▶ **Task to carry out**: Identify every line containing the word "into" and reproduce each one.

▶ **Information shown**:
******

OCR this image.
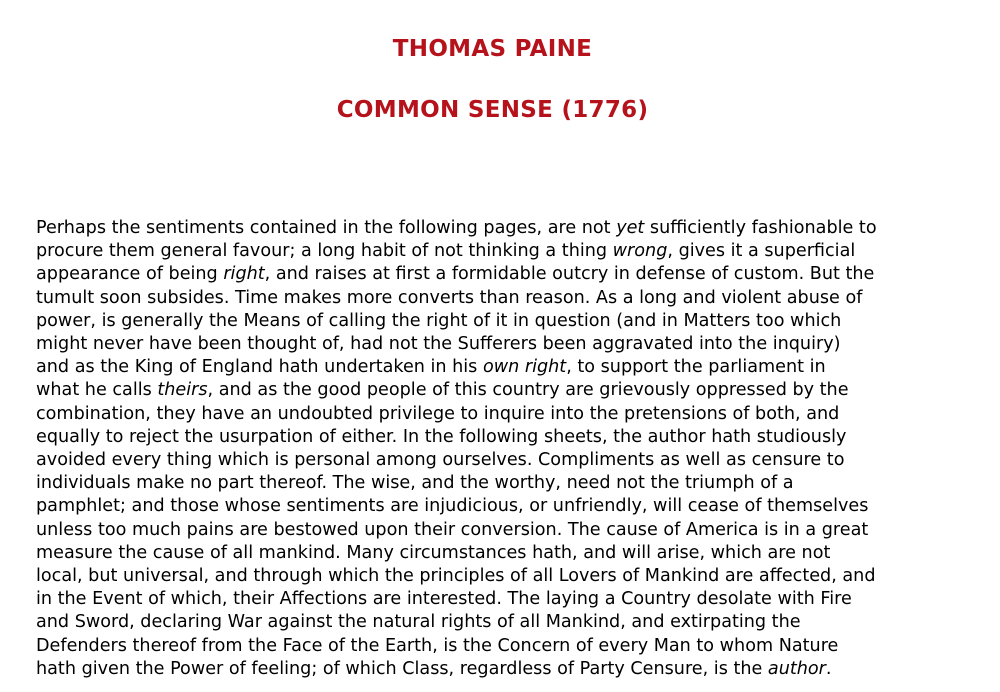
THOMAS PAINE
COMMON SENSE (1776)

Perhaps the sentiments contained in the following pages, are not yet sufficiently fashionable to
procure them general favour; a long habit of not thinking a thing wrong, gives it a superficial
appearance of being right, and raises at first a formidable outcry in defense of custom. But the
tumult soon subsides. Time makes more converts than reason. As a long and violent abuse of
power, is generally the Means of calling the right of it in question (and in Matters too which
might never have been thought of, had not the Sufferers been aggravated into the inquiry)
and as the King of England hath undertaken in his own right, to support the parliament in
what he calls theirs, and as the good people of this country are grievously oppressed by the
combination, they have an undoubted privilege to inquire into the pretensions of both, and
equally to reject the usurpation of either. In the following sheets, the author hath studiously
avoided every thing which is personal among ourselves. Compliments as well as censure to
individuals make no part thereof. The wise, and the worthy, need not the triumph of a
pamphlet; and those whose sentiments are injudicious, or unfriendly, will cease of themselves
unless too much pains are bestowed upon their conversion. The cause of America is in a great
measure the cause of all mankind. Many circumstances hath, and will arise, which are not
local, but universal, and through which the principles of all Lovers of Mankind are affected, and
in the Event of which, their Affections are interested. The laying a Country desolate with Fire
and Sword, declaring War against the natural rights of all Mankind, and extirpating the
Defenders thereof from the Face of the Earth, is the Concern of every Man to whom Nature
hath given the Power of feeling; of which Class, regardless of Party Censure, is the author.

******

▶ **Finished task**:
might never have been thought of, had not the Sufferers been aggravated into the inquiry)
combination, they have an undoubted privilege to inquire into the pretensions of both, and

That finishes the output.